─── Extracted information ───

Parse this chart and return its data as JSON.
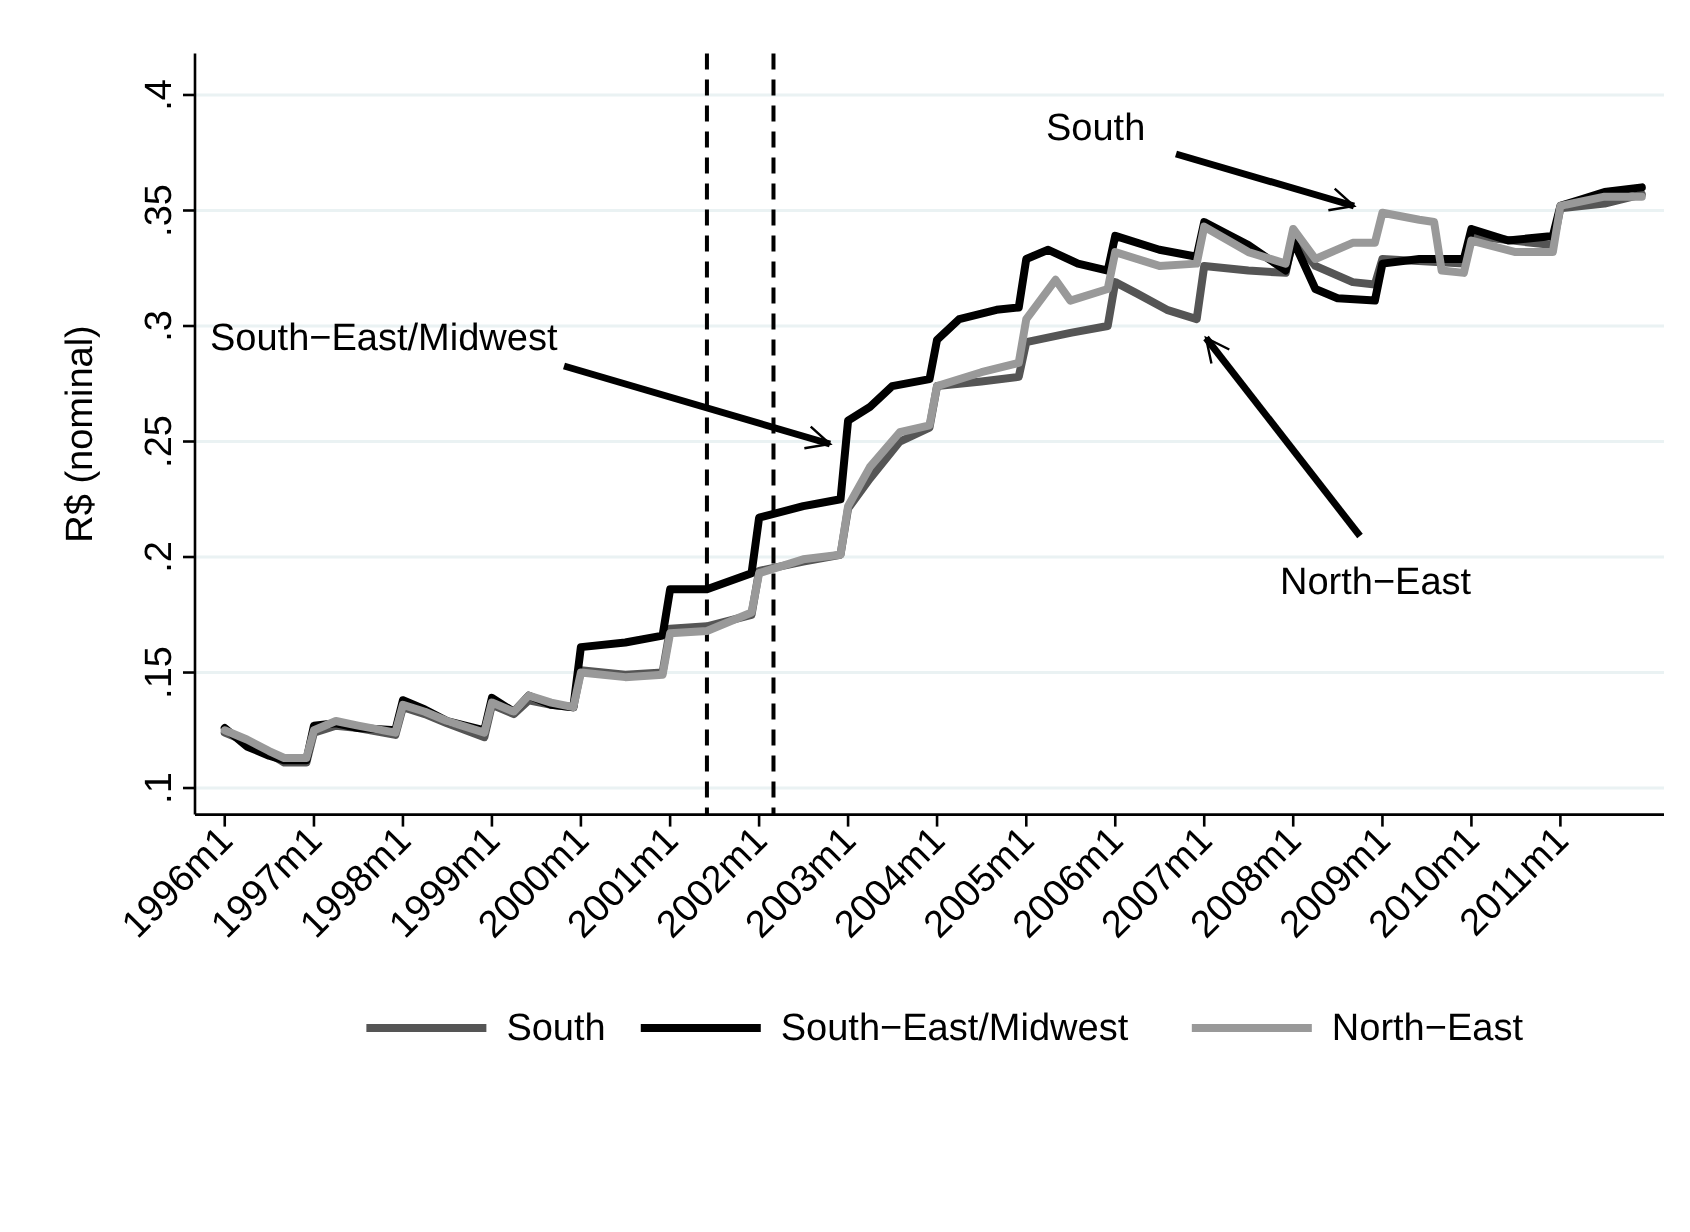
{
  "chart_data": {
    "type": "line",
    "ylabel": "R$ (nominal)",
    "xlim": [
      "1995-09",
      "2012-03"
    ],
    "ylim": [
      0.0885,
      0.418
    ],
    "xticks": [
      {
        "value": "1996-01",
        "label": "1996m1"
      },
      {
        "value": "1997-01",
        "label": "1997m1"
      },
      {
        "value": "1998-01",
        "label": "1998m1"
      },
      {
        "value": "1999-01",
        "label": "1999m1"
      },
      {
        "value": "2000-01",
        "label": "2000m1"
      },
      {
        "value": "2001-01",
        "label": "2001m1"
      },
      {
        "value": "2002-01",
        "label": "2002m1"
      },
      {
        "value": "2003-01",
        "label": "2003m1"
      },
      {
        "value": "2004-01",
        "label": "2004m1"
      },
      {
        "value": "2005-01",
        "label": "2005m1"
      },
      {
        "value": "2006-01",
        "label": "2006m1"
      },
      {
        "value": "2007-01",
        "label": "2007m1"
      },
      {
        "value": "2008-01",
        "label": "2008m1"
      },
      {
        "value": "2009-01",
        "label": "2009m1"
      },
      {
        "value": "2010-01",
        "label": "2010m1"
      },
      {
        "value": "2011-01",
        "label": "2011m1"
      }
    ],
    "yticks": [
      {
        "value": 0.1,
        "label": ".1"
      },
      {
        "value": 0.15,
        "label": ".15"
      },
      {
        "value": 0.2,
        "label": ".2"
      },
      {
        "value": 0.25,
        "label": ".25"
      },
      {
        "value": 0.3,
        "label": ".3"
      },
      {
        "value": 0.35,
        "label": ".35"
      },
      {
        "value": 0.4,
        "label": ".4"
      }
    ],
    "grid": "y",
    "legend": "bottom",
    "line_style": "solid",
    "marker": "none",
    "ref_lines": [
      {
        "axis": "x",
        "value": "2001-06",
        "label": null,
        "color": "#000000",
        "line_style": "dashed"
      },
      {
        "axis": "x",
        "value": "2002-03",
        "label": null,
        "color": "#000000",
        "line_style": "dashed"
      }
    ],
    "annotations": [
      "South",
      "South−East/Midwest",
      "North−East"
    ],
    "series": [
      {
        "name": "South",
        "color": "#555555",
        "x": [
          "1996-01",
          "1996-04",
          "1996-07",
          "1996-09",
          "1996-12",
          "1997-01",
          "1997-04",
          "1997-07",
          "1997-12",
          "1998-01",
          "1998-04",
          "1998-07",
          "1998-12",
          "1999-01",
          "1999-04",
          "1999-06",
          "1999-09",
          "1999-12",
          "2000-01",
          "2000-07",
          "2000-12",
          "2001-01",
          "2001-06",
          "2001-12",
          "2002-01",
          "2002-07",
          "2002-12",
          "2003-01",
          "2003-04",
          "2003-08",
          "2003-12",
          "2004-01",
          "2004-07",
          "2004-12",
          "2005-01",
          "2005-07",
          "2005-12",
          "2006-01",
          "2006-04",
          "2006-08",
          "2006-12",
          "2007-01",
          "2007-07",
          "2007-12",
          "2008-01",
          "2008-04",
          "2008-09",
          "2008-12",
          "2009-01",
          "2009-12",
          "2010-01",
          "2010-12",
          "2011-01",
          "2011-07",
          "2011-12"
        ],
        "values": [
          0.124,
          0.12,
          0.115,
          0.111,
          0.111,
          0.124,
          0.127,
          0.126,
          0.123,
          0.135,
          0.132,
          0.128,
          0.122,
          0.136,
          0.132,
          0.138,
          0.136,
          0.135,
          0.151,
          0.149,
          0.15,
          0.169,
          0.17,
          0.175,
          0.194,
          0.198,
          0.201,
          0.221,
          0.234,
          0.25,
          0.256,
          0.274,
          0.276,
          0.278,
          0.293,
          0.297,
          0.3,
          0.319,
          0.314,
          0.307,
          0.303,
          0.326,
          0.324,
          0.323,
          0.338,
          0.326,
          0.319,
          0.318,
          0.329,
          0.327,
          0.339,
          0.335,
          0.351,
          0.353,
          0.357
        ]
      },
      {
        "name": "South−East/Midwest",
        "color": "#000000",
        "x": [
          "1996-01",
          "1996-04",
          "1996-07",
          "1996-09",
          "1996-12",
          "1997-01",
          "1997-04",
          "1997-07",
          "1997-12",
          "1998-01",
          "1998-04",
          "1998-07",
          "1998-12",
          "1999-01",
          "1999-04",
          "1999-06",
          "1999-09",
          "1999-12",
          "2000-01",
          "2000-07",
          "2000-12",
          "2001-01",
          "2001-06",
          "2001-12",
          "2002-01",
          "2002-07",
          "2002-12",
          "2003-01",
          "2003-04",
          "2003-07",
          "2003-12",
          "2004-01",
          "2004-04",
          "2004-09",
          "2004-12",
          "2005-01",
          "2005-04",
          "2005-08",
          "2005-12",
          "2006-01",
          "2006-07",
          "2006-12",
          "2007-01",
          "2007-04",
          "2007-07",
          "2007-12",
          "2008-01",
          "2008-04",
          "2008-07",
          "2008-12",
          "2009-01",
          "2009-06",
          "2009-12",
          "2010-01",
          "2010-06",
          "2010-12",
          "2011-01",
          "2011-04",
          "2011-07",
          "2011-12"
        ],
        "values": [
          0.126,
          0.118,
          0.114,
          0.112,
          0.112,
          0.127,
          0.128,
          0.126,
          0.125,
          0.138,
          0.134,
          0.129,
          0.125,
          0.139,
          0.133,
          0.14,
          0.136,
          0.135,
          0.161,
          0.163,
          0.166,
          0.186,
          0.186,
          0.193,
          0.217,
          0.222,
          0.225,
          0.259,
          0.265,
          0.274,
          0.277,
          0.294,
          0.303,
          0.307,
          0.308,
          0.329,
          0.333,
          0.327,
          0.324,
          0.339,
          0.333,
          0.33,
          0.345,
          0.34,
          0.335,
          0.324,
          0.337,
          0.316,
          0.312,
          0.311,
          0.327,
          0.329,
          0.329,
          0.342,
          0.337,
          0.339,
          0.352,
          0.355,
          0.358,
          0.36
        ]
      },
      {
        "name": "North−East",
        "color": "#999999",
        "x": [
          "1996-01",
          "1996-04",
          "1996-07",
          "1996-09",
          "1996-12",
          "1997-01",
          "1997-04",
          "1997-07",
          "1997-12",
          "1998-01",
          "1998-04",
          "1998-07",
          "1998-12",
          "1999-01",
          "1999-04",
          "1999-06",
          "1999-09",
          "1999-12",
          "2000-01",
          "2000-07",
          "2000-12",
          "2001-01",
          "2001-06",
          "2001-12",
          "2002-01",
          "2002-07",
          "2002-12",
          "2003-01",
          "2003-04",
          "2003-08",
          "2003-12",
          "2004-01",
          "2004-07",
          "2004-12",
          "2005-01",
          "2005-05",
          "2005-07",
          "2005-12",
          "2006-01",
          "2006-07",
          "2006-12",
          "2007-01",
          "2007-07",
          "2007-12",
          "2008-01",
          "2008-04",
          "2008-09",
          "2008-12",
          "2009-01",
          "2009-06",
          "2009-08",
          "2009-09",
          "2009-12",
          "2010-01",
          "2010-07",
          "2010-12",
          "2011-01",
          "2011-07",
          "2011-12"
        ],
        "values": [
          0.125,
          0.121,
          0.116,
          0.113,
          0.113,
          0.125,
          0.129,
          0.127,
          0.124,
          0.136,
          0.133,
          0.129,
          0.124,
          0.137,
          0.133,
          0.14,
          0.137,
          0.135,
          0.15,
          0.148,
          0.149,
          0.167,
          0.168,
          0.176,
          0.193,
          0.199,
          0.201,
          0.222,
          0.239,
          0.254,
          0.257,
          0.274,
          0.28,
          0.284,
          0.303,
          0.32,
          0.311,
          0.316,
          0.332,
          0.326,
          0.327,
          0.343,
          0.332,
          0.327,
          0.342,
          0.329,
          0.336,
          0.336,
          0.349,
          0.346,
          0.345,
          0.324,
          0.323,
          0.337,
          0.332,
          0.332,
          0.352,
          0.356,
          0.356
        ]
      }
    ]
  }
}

───
─── Extracted information ───

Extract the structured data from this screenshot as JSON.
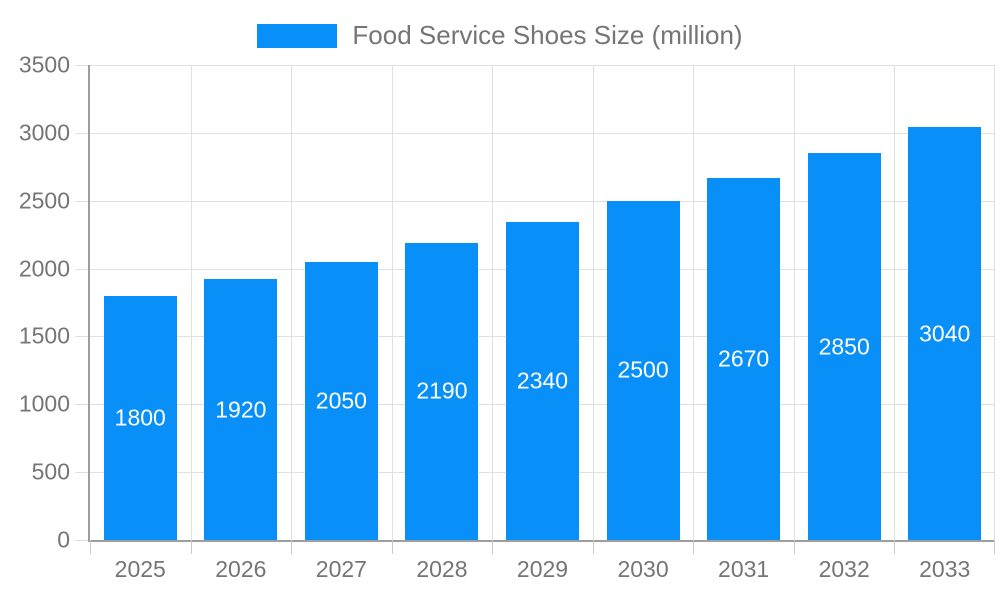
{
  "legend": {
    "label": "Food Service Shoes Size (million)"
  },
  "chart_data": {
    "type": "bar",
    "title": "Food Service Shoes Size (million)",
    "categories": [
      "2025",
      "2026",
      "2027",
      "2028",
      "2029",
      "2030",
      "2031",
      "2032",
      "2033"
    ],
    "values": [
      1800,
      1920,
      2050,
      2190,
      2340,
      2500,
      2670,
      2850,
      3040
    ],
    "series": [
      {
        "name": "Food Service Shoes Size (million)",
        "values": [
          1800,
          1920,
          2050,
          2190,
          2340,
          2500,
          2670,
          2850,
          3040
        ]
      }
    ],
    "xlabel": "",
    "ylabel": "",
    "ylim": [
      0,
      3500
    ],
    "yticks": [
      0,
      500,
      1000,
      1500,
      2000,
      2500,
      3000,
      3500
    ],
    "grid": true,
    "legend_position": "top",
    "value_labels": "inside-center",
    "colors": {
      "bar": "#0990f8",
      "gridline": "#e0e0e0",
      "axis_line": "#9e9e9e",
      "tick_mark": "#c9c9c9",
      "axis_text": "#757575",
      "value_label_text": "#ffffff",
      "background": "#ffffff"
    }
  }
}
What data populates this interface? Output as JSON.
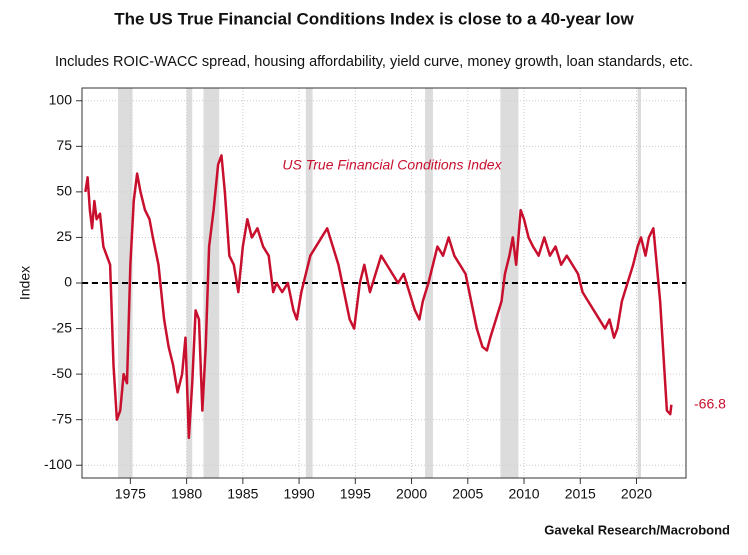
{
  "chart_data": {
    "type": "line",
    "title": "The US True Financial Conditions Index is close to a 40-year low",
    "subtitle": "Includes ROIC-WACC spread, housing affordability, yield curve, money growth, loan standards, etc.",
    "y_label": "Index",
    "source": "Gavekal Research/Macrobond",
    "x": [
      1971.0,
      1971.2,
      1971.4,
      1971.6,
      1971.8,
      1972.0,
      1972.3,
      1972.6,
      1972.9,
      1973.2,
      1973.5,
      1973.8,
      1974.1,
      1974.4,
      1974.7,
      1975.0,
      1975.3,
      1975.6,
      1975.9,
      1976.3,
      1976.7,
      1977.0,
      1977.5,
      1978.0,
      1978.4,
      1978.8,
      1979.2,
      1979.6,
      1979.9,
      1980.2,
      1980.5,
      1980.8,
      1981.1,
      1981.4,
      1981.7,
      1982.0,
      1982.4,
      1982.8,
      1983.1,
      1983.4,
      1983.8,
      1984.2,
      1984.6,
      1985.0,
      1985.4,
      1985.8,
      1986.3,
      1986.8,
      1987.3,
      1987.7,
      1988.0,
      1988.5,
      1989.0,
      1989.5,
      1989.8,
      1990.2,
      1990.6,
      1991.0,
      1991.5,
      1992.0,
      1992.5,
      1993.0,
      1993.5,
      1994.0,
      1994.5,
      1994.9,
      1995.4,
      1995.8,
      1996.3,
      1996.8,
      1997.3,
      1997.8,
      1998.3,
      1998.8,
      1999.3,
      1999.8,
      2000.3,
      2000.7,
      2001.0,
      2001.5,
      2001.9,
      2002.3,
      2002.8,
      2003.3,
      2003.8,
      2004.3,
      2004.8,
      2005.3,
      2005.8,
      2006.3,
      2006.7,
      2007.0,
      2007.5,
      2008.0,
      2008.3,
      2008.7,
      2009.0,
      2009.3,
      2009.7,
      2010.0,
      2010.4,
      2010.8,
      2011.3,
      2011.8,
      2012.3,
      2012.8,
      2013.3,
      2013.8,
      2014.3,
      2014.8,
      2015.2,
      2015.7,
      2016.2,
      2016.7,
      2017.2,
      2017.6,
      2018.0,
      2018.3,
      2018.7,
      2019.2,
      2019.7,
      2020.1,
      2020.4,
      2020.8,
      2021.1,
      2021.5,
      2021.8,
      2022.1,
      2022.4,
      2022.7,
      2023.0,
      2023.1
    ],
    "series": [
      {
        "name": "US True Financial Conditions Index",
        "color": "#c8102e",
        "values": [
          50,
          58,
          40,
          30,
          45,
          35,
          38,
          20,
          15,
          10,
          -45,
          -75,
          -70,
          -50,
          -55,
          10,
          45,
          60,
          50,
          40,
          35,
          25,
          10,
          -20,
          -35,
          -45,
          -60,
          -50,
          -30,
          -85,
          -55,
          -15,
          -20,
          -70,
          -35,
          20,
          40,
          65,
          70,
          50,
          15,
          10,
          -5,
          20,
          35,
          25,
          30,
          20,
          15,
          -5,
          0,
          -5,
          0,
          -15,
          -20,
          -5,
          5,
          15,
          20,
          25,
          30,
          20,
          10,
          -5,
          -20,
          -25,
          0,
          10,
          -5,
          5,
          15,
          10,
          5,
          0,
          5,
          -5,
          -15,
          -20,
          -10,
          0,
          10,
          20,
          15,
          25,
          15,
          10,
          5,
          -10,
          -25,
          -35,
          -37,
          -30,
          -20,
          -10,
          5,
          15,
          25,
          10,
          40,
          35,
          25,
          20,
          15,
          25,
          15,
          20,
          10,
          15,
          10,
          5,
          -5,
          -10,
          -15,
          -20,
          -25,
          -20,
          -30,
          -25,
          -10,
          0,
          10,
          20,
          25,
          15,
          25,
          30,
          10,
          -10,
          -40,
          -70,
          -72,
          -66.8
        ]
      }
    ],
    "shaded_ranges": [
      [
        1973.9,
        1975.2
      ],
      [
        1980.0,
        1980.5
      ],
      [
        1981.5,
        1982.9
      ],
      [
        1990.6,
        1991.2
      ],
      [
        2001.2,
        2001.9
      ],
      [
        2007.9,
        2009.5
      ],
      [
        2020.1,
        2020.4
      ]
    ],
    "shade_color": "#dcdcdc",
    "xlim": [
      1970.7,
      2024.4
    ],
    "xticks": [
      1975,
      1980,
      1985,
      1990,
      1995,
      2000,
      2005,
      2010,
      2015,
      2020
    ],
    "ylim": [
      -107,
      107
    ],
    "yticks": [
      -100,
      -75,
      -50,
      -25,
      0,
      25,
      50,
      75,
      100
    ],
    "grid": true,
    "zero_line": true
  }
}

───

Requirements
Identify the lines of the entries containing the string "Midwest". Copy each such line.

Solution to the problem
      "South−East/Midwest",
        "name": "South−East/Midwest",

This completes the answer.